◆ **TASK**: Copy each line of the listing below exactly.

◆ **THE DATA**:

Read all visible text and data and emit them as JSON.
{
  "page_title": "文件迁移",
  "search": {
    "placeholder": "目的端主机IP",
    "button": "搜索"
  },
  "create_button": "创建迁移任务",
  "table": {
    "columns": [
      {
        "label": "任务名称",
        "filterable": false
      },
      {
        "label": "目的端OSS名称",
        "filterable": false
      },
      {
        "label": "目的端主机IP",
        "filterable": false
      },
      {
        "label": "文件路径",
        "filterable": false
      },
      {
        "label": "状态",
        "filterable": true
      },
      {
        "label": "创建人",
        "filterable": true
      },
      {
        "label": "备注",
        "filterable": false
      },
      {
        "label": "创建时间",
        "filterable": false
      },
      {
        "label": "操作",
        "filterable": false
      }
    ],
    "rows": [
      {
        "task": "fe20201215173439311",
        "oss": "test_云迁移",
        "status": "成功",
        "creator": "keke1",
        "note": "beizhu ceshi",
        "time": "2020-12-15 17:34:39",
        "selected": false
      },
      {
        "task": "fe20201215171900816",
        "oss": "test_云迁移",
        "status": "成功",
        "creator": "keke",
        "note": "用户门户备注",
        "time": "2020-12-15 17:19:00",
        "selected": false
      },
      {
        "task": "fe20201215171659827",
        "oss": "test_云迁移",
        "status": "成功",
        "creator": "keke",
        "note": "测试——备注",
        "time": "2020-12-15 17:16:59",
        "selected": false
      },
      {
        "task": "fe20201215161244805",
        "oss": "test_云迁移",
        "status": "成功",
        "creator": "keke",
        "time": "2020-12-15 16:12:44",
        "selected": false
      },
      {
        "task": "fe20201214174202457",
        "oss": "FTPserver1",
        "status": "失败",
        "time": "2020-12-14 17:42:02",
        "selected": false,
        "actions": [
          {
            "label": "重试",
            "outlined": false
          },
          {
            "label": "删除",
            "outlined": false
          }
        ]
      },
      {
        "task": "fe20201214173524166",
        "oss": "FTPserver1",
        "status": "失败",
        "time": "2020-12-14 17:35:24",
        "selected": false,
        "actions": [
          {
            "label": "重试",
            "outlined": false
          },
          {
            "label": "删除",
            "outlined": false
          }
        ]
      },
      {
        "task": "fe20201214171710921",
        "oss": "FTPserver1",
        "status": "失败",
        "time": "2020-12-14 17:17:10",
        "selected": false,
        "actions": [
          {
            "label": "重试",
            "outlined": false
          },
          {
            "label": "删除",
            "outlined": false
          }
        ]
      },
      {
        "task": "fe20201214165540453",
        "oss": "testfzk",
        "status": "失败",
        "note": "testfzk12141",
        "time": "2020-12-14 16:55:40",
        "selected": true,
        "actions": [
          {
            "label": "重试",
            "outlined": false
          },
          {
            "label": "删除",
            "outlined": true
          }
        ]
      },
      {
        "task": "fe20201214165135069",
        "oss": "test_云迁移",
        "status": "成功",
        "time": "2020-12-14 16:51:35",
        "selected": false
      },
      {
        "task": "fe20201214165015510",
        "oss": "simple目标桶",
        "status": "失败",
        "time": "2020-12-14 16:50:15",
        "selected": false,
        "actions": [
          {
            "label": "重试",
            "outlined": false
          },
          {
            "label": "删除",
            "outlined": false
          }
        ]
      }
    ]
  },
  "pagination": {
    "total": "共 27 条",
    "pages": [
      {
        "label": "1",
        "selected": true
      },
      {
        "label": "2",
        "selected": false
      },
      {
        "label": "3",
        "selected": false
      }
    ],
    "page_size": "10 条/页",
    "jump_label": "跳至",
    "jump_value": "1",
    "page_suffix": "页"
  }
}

◆ **EXERCISE RESULT**:
Read all visible text and data and emit them as JSON.
{
  "page_title": "文件迁移",
  "search": {
    "placeholder": "目的端主机IP",
    "button": "搜索"
  },
  "create_button": "创建迁移任务",
  "table": {
    "columns": [
      {
        "label": "任务名称",
        "filterable": false
      },
      {
        "label": "目的端OSS名称",
        "filterable": false
      },
      {
        "label": "目的端主机IP",
        "filterable": false
      },
      {
        "label": "文件路径",
        "filterable": false
      },
      {
        "label": "状态",
        "filterable": true
      },
      {
        "label": "创建人",
        "filterable": true
      },
      {
        "label": "备注",
        "filterable": false
      },
      {
        "label": "创建时间",
        "filterable": false
      },
      {
        "label": "操作",
        "filterable": false
      }
    ],
    "rows": [
      {
        "task": "fe20201215173439311",
        "oss": "test_云迁移",
        "status": "成功",
        "creator": "keke1",
        "note": "beizhu ceshi",
        "time": "2020-12-15 17:34:39",
        "selected": false
      },
      {
        "task": "fe20201215171900816",
        "oss": "test_云迁移",
        "status": "成功",
        "creator": "keke",
        "note": "用户门户备注",
        "time": "2020-12-15 17:19:00",
        "selected": false
      },
      {
        "task": "fe20201215171659827",
        "oss": "test_云迁移",
        "status": "成功",
        "creator": "keke",
        "note": "测试——备注",
        "time": "2020-12-15 17:16:59",
        "selected": false
      },
      {
        "task": "fe20201215161244805",
        "oss": "test_云迁移",
        "status": "成功",
        "creator": "keke",
        "time": "2020-12-15 16:12:44",
        "selected": false
      },
      {
        "task": "fe20201214174202457",
        "oss": "FTPserver1",
        "status": "失败",
        "time": "2020-12-14 17:42:02",
        "selected": false,
        "actions": [
          {
            "label": "重试",
            "outlined": false
          },
          {
            "label": "删除",
            "outlined": false
          }
        ]
      },
      {
        "task": "fe20201214173524166",
        "oss": "FTPserver1",
        "status": "失败",
        "time": "2020-12-14 17:35:24",
        "selected": false,
        "actions": [
          {
            "label": "重试",
            "outlined": false
          },
          {
            "label": "删除",
            "outlined": false
          }
        ]
      },
      {
        "task": "fe20201214171710921",
        "oss": "FTPserver1",
        "status": "失败",
        "time": "2020-12-14 17:17:10",
        "selected": false,
        "actions": [
          {
            "label": "重试",
            "outlined": false
          },
          {
            "label": "删除",
            "outlined": false
          }
        ]
      },
      {
        "task": "fe20201214165540453",
        "oss": "testfzk",
        "status": "失败",
        "note": "testfzk12141",
        "time": "2020-12-14 16:55:40",
        "selected": true,
        "actions": [
          {
            "label": "重试",
            "outlined": false
          },
          {
            "label": "删除",
            "outlined": true
          }
        ]
      },
      {
        "task": "fe20201214165135069",
        "oss": "test_云迁移",
        "status": "成功",
        "time": "2020-12-14 16:51:35",
        "selected": false
      },
      {
        "task": "fe20201214165015510",
        "oss": "simple目标桶",
        "status": "失败",
        "time": "2020-12-14 16:50:15",
        "selected": false,
        "actions": [
          {
            "label": "重试",
            "outlined": false
          },
          {
            "label": "删除",
            "outlined": false
          }
        ]
      }
    ]
  },
  "pagination": {
    "total": "共 27 条",
    "pages": [
      {
        "label": "1",
        "selected": true
      },
      {
        "label": "2",
        "selected": false
      },
      {
        "label": "3",
        "selected": false
      }
    ],
    "page_size": "10 条/页",
    "jump_label": "跳至",
    "jump_value": "1",
    "page_suffix": "页"
  }
}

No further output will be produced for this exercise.